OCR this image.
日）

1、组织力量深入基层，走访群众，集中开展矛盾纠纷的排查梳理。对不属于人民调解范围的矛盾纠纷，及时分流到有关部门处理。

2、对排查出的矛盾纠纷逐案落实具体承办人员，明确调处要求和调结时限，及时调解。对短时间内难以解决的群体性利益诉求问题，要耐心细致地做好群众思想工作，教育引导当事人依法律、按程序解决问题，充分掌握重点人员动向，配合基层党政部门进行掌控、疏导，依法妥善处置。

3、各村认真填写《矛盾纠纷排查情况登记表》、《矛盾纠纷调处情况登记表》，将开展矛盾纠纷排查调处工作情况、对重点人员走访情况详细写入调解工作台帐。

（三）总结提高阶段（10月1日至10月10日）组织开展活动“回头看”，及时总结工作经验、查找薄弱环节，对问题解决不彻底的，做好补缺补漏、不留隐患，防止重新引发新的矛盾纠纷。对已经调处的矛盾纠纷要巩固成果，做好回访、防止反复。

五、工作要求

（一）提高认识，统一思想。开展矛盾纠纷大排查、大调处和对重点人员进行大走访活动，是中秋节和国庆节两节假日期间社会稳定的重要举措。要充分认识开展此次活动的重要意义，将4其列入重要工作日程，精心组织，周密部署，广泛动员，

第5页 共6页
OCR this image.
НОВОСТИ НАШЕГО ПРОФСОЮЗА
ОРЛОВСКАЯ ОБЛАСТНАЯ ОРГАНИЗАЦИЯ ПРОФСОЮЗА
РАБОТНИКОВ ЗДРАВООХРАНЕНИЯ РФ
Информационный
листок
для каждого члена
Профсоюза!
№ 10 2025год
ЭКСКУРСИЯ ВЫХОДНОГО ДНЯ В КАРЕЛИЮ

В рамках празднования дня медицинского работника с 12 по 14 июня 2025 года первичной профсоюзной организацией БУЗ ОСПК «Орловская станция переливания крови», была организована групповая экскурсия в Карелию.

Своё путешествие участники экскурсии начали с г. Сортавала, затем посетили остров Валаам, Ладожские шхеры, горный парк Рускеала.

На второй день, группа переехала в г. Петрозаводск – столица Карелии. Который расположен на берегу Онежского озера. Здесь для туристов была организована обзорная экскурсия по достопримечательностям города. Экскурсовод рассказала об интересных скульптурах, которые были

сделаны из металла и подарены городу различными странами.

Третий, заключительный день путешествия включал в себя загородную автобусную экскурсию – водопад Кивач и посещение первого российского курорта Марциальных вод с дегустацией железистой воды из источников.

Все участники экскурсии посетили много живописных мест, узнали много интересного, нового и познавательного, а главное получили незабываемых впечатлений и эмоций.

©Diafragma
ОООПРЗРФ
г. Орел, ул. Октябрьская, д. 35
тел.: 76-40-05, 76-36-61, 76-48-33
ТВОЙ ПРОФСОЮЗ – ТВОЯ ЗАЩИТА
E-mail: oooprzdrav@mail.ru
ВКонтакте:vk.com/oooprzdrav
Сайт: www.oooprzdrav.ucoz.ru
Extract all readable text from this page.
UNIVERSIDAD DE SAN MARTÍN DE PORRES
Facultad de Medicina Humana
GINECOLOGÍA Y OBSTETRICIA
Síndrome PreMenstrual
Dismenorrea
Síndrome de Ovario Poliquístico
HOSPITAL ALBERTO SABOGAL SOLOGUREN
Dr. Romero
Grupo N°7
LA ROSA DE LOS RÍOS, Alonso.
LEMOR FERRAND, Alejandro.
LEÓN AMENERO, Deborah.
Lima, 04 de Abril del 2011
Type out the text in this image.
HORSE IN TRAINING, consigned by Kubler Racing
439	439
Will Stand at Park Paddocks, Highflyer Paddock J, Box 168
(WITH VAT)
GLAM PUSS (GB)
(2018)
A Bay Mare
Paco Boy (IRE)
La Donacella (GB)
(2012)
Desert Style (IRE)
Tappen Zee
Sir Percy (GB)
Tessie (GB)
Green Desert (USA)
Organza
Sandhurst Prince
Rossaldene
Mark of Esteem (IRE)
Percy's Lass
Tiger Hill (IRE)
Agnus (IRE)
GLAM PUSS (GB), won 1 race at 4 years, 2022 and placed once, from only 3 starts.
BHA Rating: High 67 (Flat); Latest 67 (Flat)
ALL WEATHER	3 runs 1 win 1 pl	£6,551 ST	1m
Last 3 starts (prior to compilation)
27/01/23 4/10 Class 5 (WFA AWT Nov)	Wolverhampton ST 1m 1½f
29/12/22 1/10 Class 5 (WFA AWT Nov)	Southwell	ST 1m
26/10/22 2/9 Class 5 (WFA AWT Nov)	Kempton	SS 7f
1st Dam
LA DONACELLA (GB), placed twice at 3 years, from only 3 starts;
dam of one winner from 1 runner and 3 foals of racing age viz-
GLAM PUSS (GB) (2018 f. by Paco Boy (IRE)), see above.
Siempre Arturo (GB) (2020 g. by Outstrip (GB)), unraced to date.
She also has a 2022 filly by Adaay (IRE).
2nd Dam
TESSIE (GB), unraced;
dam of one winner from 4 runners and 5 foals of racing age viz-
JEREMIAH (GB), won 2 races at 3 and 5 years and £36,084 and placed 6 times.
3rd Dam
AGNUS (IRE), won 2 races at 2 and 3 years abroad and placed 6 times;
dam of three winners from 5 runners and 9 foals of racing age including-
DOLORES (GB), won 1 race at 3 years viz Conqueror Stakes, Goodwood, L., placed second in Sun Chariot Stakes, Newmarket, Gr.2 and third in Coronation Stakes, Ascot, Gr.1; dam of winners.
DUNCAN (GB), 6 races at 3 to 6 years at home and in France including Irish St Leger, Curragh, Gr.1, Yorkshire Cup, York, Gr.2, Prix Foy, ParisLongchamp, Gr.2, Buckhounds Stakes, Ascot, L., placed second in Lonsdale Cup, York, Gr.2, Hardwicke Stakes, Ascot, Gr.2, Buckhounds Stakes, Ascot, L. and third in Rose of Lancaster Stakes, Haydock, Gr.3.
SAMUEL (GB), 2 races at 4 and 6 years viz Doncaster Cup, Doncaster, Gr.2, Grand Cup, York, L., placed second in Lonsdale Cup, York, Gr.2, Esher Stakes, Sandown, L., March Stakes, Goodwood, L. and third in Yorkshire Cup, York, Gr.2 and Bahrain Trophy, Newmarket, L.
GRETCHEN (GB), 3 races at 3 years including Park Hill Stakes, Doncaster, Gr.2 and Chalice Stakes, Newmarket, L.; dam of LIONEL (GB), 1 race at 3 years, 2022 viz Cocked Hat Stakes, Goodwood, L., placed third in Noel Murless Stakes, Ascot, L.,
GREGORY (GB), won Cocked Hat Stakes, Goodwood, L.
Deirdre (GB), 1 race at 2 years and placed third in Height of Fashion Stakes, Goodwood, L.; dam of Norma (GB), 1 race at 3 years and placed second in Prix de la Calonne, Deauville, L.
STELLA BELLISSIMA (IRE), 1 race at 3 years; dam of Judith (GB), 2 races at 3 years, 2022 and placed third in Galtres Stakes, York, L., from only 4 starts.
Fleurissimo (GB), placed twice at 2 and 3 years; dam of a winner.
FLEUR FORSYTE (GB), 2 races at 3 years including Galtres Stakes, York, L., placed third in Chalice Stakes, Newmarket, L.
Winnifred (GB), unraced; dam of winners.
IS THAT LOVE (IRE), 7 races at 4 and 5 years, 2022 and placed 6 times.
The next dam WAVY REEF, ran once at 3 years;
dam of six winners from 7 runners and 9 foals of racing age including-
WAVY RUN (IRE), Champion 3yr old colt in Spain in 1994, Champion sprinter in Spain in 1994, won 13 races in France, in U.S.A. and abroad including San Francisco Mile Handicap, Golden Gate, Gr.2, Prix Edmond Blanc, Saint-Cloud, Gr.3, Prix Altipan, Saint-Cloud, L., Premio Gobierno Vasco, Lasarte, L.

· · · ·

WHAT YOU NEED TO DO ▸
Make an exact copy of every line in the data.

EXERCISE OUTPUT ▸
OCR this image.
日）

1、组织力量深入基层，走访群众，集中开展矛盾纠纷的排查梳理。对不属于人民调解范围的矛盾纠纷，及时分流到有关部门处理。

2、对排查出的矛盾纠纷逐案落实具体承办人员，明确调处要求和调结时限，及时调解。对短时间内难以解决的群体性利益诉求问题，要耐心细致地做好群众思想工作，教育引导当事人依法律、按程序解决问题，充分掌握重点人员动向，配合基层党政部门进行掌控、疏导，依法妥善处置。

3、各村认真填写《矛盾纠纷排查情况登记表》、《矛盾纠纷调处情况登记表》，将开展矛盾纠纷排查调处工作情况、对重点人员走访情况详细写入调解工作台帐。

（三）总结提高阶段（10月1日至10月10日）组织开展活动“回头看”，及时总结工作经验、查找薄弱环节，对问题解决不彻底的，做好补缺补漏、不留隐患，防止重新引发新的矛盾纠纷。对已经调处的矛盾纠纷要巩固成果，做好回访、防止反复。

五、工作要求

（一）提高认识，统一思想。开展矛盾纠纷大排查、大调处和对重点人员进行大走访活动，是中秋节和国庆节两节假日期间社会稳定的重要举措。要充分认识开展此次活动的重要意义，将4其列入重要工作日程，精心组织，周密部署，广泛动员，

第5页 共6页
OCR this image.
НОВОСТИ НАШЕГО ПРОФСОЮЗА
ОРЛОВСКАЯ ОБЛАСТНАЯ ОРГАНИЗАЦИЯ ПРОФСОЮЗА
РАБОТНИКОВ ЗДРАВООХРАНЕНИЯ РФ
Информационный
листок
для каждого члена
Профсоюза!
№ 10 2025год
ЭКСКУРСИЯ ВЫХОДНОГО ДНЯ В КАРЕЛИЮ

В рамках празднования дня медицинского работника с 12 по 14 июня 2025 года первичной профсоюзной организацией БУЗ ОСПК «Орловская станция переливания крови», была организована групповая экскурсия в Карелию.

Своё путешествие участники экскурсии начали с г. Сортавала, затем посетили остров Валаам, Ладожские шхеры, горный парк Рускеала.

На второй день, группа переехала в г. Петрозаводск – столица Карелии. Который расположен на берегу Онежского озера. Здесь для туристов была организована обзорная экскурсия по достопримечательностям города. Экскурсовод рассказала об интересных скульптурах, которые были

сделаны из металла и подарены городу различными странами.

Третий, заключительный день путешествия включал в себя загородную автобусную экскурсию – водопад Кивач и посещение первого российского курорта Марциальных вод с дегустацией железистой воды из источников.

Все участники экскурсии посетили много живописных мест, узнали много интересного, нового и познавательного, а главное получили незабываемых впечатлений и эмоций.

©Diafragma
ОООПРЗРФ
г. Орел, ул. Октябрьская, д. 35
тел.: 76-40-05, 76-36-61, 76-48-33
ТВОЙ ПРОФСОЮЗ – ТВОЯ ЗАЩИТА
E-mail: oooprzdrav@mail.ru
ВКонтакте:vk.com/oooprzdrav
Сайт: www.oooprzdrav.ucoz.ru
Extract all readable text from this page.
UNIVERSIDAD DE SAN MARTÍN DE PORRES
Facultad de Medicina Humana
GINECOLOGÍA Y OBSTETRICIA
Síndrome PreMenstrual
Dismenorrea
Síndrome de Ovario Poliquístico
HOSPITAL ALBERTO SABOGAL SOLOGUREN
Dr. Romero
Grupo N°7
LA ROSA DE LOS RÍOS, Alonso.
LEMOR FERRAND, Alejandro.
LEÓN AMENERO, Deborah.
Lima, 04 de Abril del 2011
Type out the text in this image.
HORSE IN TRAINING, consigned by Kubler Racing
439	439
Will Stand at Park Paddocks, Highflyer Paddock J, Box 168
(WITH VAT)
GLAM PUSS (GB)
(2018)
A Bay Mare
Paco Boy (IRE)
La Donacella (GB)
(2012)
Desert Style (IRE)
Tappen Zee
Sir Percy (GB)
Tessie (GB)
Green Desert (USA)
Organza
Sandhurst Prince
Rossaldene
Mark of Esteem (IRE)
Percy's Lass
Tiger Hill (IRE)
Agnus (IRE)
GLAM PUSS (GB), won 1 race at 4 years, 2022 and placed once, from only 3 starts.
BHA Rating: High 67 (Flat); Latest 67 (Flat)
ALL WEATHER	3 runs 1 win 1 pl	£6,551 ST	1m
Last 3 starts (prior to compilation)
27/01/23 4/10 Class 5 (WFA AWT Nov)	Wolverhampton ST 1m 1½f
29/12/22 1/10 Class 5 (WFA AWT Nov)	Southwell	ST 1m
26/10/22 2/9 Class 5 (WFA AWT Nov)	Kempton	SS 7f
1st Dam
LA DONACELLA (GB), placed twice at 3 years, from only 3 starts;
dam of one winner from 1 runner and 3 foals of racing age viz-
GLAM PUSS (GB) (2018 f. by Paco Boy (IRE)), see above.
Siempre Arturo (GB) (2020 g. by Outstrip (GB)), unraced to date.
She also has a 2022 filly by Adaay (IRE).
2nd Dam
TESSIE (GB), unraced;
dam of one winner from 4 runners and 5 foals of racing age viz-
JEREMIAH (GB), won 2 races at 3 and 5 years and £36,084 and placed 6 times.
3rd Dam
AGNUS (IRE), won 2 races at 2 and 3 years abroad and placed 6 times;
dam of three winners from 5 runners and 9 foals of racing age including-
DOLORES (GB), won 1 race at 3 years viz Conqueror Stakes, Goodwood, L., placed second in Sun Chariot Stakes, Newmarket, Gr.2 and third in Coronation Stakes, Ascot, Gr.1; dam of winners.
DUNCAN (GB), 6 races at 3 to 6 years at home and in France including Irish St Leger, Curragh, Gr.1, Yorkshire Cup, York, Gr.2, Prix Foy, ParisLongchamp, Gr.2, Buckhounds Stakes, Ascot, L., placed second in Lonsdale Cup, York, Gr.2, Hardwicke Stakes, Ascot, Gr.2, Buckhounds Stakes, Ascot, L. and third in Rose of Lancaster Stakes, Haydock, Gr.3.
SAMUEL (GB), 2 races at 4 and 6 years viz Doncaster Cup, Doncaster, Gr.2, Grand Cup, York, L., placed second in Lonsdale Cup, York, Gr.2, Esher Stakes, Sandown, L., March Stakes, Goodwood, L. and third in Yorkshire Cup, York, Gr.2 and Bahrain Trophy, Newmarket, L.
GRETCHEN (GB), 3 races at 3 years including Park Hill Stakes, Doncaster, Gr.2 and Chalice Stakes, Newmarket, L.; dam of LIONEL (GB), 1 race at 3 years, 2022 viz Cocked Hat Stakes, Goodwood, L., placed third in Noel Murless Stakes, Ascot, L.,
GREGORY (GB), won Cocked Hat Stakes, Goodwood, L.
Deirdre (GB), 1 race at 2 years and placed third in Height of Fashion Stakes, Goodwood, L.; dam of Norma (GB), 1 race at 3 years and placed second in Prix de la Calonne, Deauville, L.
STELLA BELLISSIMA (IRE), 1 race at 3 years; dam of Judith (GB), 2 races at 3 years, 2022 and placed third in Galtres Stakes, York, L., from only 4 starts.
Fleurissimo (GB), placed twice at 2 and 3 years; dam of a winner.
FLEUR FORSYTE (GB), 2 races at 3 years including Galtres Stakes, York, L., placed third in Chalice Stakes, Newmarket, L.
Winnifred (GB), unraced; dam of winners.
IS THAT LOVE (IRE), 7 races at 4 and 5 years, 2022 and placed 6 times.
The next dam WAVY REEF, ran once at 3 years;
dam of six winners from 7 runners and 9 foals of racing age including-
WAVY RUN (IRE), Champion 3yr old colt in Spain in 1994, Champion sprinter in Spain in 1994, won 13 races in France, in U.S.A. and abroad including San Francisco Mile Handicap, Golden Gate, Gr.2, Prix Edmond Blanc, Saint-Cloud, Gr.3, Prix Altipan, Saint-Cloud, L., Premio Gobierno Vasco, Lasarte, L.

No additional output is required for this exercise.